Within the records that follow, find every line containing the string "Ladrillo". Copy those lines.

Data entries
◇ ◇ ◇ ◇ ◇ ◇ ◇

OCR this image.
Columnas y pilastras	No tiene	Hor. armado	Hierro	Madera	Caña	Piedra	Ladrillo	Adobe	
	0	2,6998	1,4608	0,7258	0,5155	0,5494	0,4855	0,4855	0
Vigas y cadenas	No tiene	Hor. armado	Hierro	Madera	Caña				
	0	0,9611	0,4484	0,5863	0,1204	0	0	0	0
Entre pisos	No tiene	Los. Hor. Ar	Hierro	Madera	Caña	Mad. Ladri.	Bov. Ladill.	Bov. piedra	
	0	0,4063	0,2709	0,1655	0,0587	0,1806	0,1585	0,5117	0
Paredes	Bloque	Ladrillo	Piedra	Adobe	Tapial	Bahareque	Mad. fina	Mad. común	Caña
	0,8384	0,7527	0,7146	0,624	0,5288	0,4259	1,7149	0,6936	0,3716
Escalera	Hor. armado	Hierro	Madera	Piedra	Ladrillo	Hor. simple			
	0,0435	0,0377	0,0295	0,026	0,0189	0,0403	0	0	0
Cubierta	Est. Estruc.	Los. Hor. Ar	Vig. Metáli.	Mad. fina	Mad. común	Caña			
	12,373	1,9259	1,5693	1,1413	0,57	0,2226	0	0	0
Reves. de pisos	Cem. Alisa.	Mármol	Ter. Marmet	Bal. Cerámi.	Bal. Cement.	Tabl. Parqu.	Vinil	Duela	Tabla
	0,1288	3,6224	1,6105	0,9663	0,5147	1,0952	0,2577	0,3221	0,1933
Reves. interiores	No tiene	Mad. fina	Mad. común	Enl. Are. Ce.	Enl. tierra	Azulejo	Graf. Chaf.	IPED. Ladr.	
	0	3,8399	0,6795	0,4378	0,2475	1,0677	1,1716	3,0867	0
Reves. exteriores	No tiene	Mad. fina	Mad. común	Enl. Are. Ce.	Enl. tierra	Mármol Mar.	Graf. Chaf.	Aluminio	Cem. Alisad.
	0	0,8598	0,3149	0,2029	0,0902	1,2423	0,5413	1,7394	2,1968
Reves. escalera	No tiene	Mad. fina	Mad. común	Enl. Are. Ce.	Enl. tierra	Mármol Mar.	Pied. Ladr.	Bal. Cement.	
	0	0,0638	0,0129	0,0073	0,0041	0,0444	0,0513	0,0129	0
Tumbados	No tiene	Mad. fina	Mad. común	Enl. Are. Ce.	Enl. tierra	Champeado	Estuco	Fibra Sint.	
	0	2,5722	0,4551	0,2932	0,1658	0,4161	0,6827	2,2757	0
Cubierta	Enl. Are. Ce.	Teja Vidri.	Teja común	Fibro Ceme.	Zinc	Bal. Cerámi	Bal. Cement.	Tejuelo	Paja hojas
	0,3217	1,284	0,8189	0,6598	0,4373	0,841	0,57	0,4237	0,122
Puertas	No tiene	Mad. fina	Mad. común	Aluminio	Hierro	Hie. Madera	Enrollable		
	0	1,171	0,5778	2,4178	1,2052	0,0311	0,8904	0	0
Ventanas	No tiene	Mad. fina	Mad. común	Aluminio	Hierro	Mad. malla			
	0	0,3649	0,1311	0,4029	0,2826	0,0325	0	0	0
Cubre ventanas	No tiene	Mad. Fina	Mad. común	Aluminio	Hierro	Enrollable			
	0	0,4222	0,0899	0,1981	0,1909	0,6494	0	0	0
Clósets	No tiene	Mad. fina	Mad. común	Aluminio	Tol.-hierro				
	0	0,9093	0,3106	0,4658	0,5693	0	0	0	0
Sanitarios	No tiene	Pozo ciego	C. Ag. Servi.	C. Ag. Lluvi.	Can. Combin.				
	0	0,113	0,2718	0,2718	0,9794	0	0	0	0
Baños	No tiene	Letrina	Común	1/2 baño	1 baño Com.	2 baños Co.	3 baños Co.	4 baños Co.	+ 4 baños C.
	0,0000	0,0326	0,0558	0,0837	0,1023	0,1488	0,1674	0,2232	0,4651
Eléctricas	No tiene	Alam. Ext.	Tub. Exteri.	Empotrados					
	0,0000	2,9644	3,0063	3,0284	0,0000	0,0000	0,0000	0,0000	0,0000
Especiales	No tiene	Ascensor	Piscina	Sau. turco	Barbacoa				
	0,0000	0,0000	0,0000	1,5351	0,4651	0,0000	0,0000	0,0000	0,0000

◇ ◇ ◇ ◇ ◇ ◇ ◇

▶ _EXERCISE SOLUTION_
Columnas y pilastras	No tiene	Hor. armado	Hierro	Madera	Caña	Piedra	Ladrillo	Adobe	
Paredes	Bloque	Ladrillo	Piedra	Adobe	Tapial	Bahareque	Mad. fina	Mad. común	Caña
Escalera	Hor. armado	Hierro	Madera	Piedra	Ladrillo	Hor. simple			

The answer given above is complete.